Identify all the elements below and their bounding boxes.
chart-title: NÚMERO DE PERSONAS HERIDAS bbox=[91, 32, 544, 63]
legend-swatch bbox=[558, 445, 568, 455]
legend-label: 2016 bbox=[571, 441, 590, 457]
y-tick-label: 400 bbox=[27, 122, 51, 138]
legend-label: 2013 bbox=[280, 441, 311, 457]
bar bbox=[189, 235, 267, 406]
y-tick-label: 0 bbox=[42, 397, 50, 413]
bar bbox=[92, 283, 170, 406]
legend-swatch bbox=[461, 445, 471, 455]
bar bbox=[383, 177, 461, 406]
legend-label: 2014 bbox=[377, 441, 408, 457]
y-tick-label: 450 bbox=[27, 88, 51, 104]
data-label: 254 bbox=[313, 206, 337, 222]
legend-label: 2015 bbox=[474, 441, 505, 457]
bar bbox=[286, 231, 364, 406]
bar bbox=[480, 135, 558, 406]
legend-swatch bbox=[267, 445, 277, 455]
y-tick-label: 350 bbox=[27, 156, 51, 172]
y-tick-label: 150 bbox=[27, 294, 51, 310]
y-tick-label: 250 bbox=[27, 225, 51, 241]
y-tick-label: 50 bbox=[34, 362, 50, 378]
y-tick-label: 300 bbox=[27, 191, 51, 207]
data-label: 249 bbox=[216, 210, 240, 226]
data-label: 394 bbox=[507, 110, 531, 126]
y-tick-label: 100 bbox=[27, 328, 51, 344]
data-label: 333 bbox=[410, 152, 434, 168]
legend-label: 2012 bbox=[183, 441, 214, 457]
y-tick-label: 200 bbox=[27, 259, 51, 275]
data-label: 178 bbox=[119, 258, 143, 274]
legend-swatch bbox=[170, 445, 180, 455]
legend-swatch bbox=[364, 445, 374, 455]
· · ·
- **What this task involves**: Rewrite all the records above with each "legend-swatch" replaced by "legend-marker", leaving everything else the same.

- **The completed task**:
Identify all the elements below and their bounding boxes.
chart-title: NÚMERO DE PERSONAS HERIDAS bbox=[91, 32, 544, 63]
legend-marker bbox=[558, 445, 568, 455]
legend-label: 2016 bbox=[571, 441, 590, 457]
y-tick-label: 400 bbox=[27, 122, 51, 138]
legend-label: 2013 bbox=[280, 441, 311, 457]
bar bbox=[189, 235, 267, 406]
y-tick-label: 0 bbox=[42, 397, 50, 413]
bar bbox=[92, 283, 170, 406]
legend-marker bbox=[461, 445, 471, 455]
bar bbox=[383, 177, 461, 406]
legend-label: 2014 bbox=[377, 441, 408, 457]
y-tick-label: 450 bbox=[27, 88, 51, 104]
data-label: 254 bbox=[313, 206, 337, 222]
legend-label: 2015 bbox=[474, 441, 505, 457]
bar bbox=[286, 231, 364, 406]
bar bbox=[480, 135, 558, 406]
legend-marker bbox=[267, 445, 277, 455]
y-tick-label: 350 bbox=[27, 156, 51, 172]
y-tick-label: 150 bbox=[27, 294, 51, 310]
y-tick-label: 250 bbox=[27, 225, 51, 241]
y-tick-label: 50 bbox=[34, 362, 50, 378]
y-tick-label: 300 bbox=[27, 191, 51, 207]
data-label: 249 bbox=[216, 210, 240, 226]
data-label: 394 bbox=[507, 110, 531, 126]
y-tick-label: 100 bbox=[27, 328, 51, 344]
data-label: 333 bbox=[410, 152, 434, 168]
legend-label: 2012 bbox=[183, 441, 214, 457]
y-tick-label: 200 bbox=[27, 259, 51, 275]
data-label: 178 bbox=[119, 258, 143, 274]
legend-marker bbox=[170, 445, 180, 455]
legend-marker bbox=[364, 445, 374, 455]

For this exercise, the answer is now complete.